▶ _Given task_:
Below are the records; collect from them each line containing the string "Final".

▶ _Record list_:
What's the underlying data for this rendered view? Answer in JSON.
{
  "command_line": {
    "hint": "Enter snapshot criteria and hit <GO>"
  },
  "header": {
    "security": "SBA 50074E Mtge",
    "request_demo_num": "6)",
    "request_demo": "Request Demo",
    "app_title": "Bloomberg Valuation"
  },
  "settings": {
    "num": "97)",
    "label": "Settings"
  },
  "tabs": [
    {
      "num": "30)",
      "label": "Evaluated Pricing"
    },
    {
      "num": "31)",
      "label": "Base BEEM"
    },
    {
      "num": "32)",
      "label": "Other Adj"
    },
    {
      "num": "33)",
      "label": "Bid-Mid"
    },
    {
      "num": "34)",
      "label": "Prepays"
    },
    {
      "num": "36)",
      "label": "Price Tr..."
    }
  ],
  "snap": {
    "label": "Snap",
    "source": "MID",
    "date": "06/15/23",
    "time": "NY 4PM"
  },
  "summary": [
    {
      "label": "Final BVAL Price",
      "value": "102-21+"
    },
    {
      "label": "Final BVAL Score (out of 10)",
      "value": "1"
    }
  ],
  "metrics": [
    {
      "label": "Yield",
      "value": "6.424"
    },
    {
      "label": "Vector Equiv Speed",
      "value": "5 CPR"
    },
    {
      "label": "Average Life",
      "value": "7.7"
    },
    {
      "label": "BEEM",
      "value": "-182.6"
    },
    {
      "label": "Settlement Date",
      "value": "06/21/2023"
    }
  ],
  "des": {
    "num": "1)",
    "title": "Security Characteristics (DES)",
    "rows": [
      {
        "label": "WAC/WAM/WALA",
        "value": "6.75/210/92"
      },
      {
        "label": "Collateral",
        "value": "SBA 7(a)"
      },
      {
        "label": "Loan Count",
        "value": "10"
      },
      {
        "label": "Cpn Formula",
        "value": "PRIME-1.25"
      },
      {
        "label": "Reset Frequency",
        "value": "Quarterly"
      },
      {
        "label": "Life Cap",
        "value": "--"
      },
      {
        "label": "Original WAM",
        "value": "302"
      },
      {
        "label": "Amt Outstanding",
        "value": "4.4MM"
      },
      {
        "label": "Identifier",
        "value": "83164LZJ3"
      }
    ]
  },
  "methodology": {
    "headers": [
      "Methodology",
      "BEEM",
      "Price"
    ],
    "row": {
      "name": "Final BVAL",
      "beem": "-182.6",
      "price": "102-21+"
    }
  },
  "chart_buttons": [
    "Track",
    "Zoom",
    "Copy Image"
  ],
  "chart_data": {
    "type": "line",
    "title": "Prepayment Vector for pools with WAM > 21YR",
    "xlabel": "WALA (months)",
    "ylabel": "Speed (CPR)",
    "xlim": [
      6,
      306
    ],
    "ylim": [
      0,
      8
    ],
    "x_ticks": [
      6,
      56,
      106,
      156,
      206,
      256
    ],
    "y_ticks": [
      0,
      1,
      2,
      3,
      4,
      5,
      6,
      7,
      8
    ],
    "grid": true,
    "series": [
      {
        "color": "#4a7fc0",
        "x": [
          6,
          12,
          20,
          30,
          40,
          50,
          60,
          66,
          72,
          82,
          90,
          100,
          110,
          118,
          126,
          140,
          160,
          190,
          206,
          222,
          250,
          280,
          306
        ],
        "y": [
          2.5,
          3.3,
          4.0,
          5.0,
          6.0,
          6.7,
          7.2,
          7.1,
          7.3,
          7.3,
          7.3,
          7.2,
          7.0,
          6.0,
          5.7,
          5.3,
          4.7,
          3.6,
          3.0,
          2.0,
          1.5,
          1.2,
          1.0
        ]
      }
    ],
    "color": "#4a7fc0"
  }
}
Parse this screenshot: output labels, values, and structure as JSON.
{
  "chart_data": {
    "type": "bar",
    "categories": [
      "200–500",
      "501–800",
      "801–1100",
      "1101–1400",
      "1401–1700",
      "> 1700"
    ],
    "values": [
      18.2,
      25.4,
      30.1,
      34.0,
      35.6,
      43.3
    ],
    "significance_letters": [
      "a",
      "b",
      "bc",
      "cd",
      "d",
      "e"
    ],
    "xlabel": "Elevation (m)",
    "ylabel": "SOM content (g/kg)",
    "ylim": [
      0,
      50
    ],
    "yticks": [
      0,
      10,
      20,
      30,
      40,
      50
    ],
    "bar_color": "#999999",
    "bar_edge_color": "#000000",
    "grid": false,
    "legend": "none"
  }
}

▶ _Solution for this task_:
      "label": "Final BVAL Price",
      "label": "Final BVAL Score (out of 10)",
      "name": "Final BVAL",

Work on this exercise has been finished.